Records:
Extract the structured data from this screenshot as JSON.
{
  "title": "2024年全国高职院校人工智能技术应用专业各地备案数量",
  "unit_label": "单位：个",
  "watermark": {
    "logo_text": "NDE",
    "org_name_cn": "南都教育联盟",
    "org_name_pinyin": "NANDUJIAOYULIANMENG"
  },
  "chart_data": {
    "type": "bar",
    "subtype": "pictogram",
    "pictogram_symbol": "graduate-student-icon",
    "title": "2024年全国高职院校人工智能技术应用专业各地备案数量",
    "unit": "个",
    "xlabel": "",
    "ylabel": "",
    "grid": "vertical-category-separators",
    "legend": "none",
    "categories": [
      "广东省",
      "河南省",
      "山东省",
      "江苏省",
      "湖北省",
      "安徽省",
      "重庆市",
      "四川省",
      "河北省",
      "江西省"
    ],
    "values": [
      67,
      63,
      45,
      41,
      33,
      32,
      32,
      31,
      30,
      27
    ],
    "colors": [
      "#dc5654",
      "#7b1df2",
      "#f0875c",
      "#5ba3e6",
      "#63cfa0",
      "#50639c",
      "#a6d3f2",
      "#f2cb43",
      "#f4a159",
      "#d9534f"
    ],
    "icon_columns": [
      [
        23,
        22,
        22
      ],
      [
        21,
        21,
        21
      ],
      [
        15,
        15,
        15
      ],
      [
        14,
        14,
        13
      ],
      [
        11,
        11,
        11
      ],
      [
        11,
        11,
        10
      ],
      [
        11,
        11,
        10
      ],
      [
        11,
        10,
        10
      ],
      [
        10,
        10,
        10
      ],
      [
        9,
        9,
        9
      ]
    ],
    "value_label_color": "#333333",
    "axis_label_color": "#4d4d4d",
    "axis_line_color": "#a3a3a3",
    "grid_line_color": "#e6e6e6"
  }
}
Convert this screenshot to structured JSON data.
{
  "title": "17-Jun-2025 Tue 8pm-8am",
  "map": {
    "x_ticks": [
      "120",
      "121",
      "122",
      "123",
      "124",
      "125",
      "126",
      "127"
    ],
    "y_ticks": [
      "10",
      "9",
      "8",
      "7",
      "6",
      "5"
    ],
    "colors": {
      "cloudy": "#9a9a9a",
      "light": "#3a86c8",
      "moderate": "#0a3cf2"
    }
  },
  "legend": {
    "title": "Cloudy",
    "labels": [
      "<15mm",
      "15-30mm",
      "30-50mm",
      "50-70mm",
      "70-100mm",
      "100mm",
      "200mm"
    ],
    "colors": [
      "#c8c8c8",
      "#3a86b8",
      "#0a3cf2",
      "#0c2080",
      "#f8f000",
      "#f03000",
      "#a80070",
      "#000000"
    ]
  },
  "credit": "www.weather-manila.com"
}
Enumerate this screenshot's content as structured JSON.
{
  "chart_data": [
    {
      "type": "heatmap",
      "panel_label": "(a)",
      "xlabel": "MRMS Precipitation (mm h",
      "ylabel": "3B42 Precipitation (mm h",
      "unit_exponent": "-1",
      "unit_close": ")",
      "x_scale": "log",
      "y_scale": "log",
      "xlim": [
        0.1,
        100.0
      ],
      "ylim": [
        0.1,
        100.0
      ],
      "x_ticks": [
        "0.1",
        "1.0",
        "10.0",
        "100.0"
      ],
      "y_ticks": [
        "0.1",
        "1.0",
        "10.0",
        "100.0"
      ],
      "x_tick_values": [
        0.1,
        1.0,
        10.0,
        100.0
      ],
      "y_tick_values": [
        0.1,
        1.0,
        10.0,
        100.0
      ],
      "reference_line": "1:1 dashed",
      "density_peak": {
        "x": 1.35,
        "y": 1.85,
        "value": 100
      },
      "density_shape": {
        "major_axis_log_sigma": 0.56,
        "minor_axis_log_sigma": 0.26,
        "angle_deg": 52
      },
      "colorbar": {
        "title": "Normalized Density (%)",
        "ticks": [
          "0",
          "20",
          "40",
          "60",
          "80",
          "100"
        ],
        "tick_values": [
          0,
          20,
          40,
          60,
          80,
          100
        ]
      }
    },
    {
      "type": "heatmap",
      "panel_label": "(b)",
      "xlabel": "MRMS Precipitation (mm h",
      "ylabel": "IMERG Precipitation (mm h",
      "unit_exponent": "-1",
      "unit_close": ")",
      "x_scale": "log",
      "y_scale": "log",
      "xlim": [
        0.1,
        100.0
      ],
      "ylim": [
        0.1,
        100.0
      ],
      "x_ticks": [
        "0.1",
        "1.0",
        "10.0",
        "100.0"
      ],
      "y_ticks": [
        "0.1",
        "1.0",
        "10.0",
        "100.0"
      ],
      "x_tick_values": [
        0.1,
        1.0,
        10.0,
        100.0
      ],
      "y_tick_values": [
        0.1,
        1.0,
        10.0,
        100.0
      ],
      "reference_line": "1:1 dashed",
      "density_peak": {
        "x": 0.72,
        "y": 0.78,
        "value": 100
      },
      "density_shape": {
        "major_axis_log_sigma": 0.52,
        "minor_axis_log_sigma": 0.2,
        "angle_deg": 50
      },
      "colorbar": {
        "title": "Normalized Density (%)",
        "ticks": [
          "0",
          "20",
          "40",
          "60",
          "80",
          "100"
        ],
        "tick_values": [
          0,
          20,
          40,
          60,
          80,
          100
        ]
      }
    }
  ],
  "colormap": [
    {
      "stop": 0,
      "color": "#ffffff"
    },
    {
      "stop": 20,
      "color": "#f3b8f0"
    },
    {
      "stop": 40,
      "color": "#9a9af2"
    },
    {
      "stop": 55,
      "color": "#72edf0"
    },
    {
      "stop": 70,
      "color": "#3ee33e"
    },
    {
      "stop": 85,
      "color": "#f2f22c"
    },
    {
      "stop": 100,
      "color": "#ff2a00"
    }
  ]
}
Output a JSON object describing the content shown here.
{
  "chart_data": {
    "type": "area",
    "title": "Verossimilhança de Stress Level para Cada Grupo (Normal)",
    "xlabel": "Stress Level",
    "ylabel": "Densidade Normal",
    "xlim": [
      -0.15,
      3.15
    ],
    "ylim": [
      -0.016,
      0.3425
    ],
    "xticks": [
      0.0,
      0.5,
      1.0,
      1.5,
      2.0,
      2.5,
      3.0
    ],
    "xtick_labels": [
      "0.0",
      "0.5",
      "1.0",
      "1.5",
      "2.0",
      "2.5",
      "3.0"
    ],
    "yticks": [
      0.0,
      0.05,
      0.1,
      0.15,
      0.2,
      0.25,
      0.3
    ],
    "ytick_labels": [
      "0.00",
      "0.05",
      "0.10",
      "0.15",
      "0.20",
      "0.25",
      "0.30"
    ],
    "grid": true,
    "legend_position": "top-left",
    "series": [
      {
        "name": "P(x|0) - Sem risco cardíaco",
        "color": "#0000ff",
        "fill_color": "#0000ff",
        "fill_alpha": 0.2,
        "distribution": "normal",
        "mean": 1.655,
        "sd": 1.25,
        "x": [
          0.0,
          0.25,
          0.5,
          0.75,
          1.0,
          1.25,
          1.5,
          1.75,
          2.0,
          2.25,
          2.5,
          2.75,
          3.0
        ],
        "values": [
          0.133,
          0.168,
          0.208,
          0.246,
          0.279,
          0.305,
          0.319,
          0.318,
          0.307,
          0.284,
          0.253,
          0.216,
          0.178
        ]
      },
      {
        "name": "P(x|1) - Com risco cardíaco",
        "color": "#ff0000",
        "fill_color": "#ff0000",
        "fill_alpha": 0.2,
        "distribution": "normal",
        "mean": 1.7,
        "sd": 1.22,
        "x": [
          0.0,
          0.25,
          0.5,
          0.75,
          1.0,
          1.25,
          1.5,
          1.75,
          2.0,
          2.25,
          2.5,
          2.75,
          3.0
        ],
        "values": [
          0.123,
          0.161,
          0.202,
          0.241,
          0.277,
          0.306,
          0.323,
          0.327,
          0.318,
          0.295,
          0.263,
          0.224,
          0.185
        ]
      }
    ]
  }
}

→ Written instruction:
Of the lines in the records, determine how many contain the word "this", and report that number alone.

→ Written response:
3